_STATED EXERCISE_
Images are not part of the copy; write out the rest of the data exactly as given.

[Extracted records]
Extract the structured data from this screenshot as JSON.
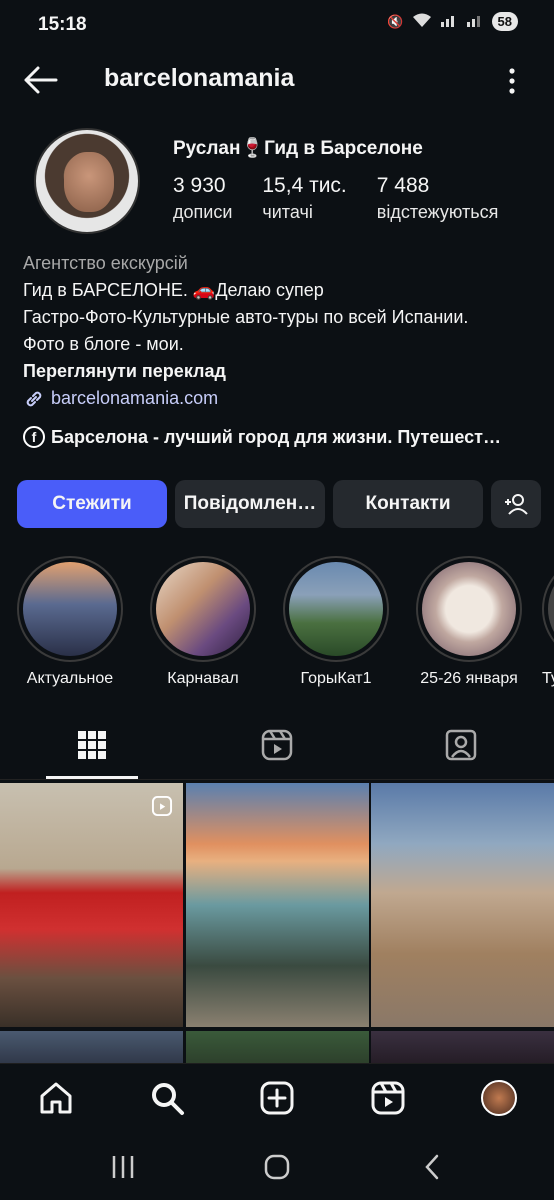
{
  "status": {
    "time": "15:18",
    "battery": "58"
  },
  "header": {
    "username": "barcelonamania"
  },
  "profile": {
    "full_name": "Руслан🍷Гид в Барселоне",
    "stats": [
      {
        "value": "3 930",
        "label": "дописи"
      },
      {
        "value": "15,4 тис.",
        "label": "читачі"
      },
      {
        "value": "7 488",
        "label": "відстежуються"
      }
    ],
    "category": "Агентство екскурсій",
    "bio_lines": [
      "Гид в БАРСЕЛОНЕ. 🚗Делаю супер",
      "Гастро-Фото-Культурные авто-туры по всей Испании.",
      "Фото в блоге - мои."
    ],
    "translate": "Переглянути переклад",
    "link": "barcelonamania.com",
    "facebook": "Барселона - лучший город для жизни. Путешест…"
  },
  "buttons": {
    "follow": "Стежити",
    "message": "Повідомлен…",
    "contacts": "Контакти"
  },
  "highlights": [
    {
      "label": "Актуальное"
    },
    {
      "label": "Карнавал"
    },
    {
      "label": "ГорыКат1"
    },
    {
      "label": "25-26 января"
    },
    {
      "label": "Ту"
    }
  ]
}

_SOLUTION TO THIS PROBLEM_
Extract the structured data from this screenshot as JSON.
{
  "status": {
    "time": "15:18",
    "battery": "58"
  },
  "header": {
    "username": "barcelonamania"
  },
  "profile": {
    "full_name": "Руслан🍷Гид в Барселоне",
    "stats": [
      {
        "value": "3 930",
        "label": "дописи"
      },
      {
        "value": "15,4 тис.",
        "label": "читачі"
      },
      {
        "value": "7 488",
        "label": "відстежуються"
      }
    ],
    "category": "Агентство екскурсій",
    "bio_lines": [
      "Гид в БАРСЕЛОНЕ. 🚗Делаю супер",
      "Гастро-Фото-Культурные авто-туры по всей Испании.",
      "Фото в блоге - мои."
    ],
    "translate": "Переглянути переклад",
    "link": "barcelonamania.com",
    "facebook": "Барселона - лучший город для жизни. Путешест…"
  },
  "buttons": {
    "follow": "Стежити",
    "message": "Повідомлен…",
    "contacts": "Контакти"
  },
  "highlights": [
    {
      "label": "Актуальное"
    },
    {
      "label": "Карнавал"
    },
    {
      "label": "ГорыКат1"
    },
    {
      "label": "25-26 января"
    },
    {
      "label": "Ту"
    }
  ]
}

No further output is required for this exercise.